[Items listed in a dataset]

— START —

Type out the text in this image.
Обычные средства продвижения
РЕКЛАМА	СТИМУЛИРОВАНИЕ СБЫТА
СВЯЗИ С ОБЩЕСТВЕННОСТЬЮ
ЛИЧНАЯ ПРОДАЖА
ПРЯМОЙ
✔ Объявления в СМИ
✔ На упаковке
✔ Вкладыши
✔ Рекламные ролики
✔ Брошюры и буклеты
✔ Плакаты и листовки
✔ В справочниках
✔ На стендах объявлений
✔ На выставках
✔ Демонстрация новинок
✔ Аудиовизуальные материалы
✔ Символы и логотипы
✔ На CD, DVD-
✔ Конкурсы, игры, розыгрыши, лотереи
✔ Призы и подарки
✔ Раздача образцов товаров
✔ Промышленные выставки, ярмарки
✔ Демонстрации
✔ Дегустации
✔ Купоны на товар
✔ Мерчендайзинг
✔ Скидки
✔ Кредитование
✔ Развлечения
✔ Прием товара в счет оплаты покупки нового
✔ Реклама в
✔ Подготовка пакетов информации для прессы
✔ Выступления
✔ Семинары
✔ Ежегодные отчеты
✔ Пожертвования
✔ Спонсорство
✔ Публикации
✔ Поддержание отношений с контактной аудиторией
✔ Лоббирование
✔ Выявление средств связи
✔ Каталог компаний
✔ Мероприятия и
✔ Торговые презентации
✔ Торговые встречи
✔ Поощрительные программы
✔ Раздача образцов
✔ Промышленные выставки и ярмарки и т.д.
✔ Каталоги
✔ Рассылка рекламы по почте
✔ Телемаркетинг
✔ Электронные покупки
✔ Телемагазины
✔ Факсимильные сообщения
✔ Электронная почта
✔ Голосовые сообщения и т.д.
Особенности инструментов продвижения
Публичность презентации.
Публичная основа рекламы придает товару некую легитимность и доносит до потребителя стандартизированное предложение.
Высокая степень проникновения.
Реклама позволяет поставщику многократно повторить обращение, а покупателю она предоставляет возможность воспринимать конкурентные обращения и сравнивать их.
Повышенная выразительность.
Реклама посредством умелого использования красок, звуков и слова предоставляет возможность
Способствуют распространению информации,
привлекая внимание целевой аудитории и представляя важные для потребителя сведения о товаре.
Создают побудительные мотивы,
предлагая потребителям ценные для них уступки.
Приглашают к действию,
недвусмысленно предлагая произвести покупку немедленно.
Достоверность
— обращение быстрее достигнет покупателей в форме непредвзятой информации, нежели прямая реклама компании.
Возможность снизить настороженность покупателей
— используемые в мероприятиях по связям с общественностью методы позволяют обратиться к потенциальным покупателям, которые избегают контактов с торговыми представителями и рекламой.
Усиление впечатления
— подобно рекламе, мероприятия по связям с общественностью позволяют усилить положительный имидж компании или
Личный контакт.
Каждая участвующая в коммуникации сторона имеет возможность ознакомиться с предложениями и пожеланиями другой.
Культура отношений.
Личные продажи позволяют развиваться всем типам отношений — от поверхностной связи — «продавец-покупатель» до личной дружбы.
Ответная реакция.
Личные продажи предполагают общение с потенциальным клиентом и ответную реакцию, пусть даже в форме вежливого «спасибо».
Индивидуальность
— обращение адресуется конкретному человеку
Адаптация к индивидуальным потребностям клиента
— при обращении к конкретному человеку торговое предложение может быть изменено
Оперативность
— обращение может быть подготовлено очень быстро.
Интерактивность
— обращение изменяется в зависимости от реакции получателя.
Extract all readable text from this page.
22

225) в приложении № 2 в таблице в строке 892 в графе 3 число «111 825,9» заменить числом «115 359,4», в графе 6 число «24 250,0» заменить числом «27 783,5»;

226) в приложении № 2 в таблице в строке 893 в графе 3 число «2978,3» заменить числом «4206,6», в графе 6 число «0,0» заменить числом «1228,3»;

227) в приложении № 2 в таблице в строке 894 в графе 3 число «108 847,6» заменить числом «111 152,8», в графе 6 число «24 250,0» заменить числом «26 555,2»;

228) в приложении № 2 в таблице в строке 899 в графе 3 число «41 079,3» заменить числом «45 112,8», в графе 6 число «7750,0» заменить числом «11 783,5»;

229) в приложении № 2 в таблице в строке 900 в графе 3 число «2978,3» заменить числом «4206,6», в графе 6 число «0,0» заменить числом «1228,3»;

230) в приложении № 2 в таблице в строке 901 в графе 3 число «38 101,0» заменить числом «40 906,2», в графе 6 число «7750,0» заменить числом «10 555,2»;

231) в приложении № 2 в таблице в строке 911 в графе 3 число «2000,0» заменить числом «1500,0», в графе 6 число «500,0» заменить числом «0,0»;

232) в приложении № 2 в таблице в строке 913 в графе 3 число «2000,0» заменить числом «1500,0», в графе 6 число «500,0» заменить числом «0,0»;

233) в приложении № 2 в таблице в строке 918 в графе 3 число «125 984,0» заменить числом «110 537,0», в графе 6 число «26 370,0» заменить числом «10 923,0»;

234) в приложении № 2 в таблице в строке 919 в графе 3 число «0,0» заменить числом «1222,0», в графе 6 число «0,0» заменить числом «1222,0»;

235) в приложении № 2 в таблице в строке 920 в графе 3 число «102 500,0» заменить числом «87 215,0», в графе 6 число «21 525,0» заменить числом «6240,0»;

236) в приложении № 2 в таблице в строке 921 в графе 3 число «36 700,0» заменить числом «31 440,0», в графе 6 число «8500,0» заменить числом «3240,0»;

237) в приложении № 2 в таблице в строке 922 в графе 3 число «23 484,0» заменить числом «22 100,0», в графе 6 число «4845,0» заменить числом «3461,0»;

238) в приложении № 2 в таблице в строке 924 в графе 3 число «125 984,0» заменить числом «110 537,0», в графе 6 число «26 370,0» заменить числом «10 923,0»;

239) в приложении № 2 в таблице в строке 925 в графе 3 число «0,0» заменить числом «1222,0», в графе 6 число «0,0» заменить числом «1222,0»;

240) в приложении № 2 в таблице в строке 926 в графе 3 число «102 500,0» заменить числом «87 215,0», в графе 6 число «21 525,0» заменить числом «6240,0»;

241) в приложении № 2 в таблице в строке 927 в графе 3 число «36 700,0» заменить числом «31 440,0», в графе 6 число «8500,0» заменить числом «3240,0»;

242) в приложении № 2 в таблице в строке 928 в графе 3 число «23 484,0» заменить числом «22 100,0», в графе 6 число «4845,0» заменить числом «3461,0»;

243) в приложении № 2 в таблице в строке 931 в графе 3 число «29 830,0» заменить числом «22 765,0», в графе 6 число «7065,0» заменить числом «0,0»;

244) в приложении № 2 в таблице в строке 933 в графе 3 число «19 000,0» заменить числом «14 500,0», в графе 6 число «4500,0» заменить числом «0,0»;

— END —

[Work required]: Lines containing the word "продажи" are to be tallied; report only the total.

[Output for this task]: 2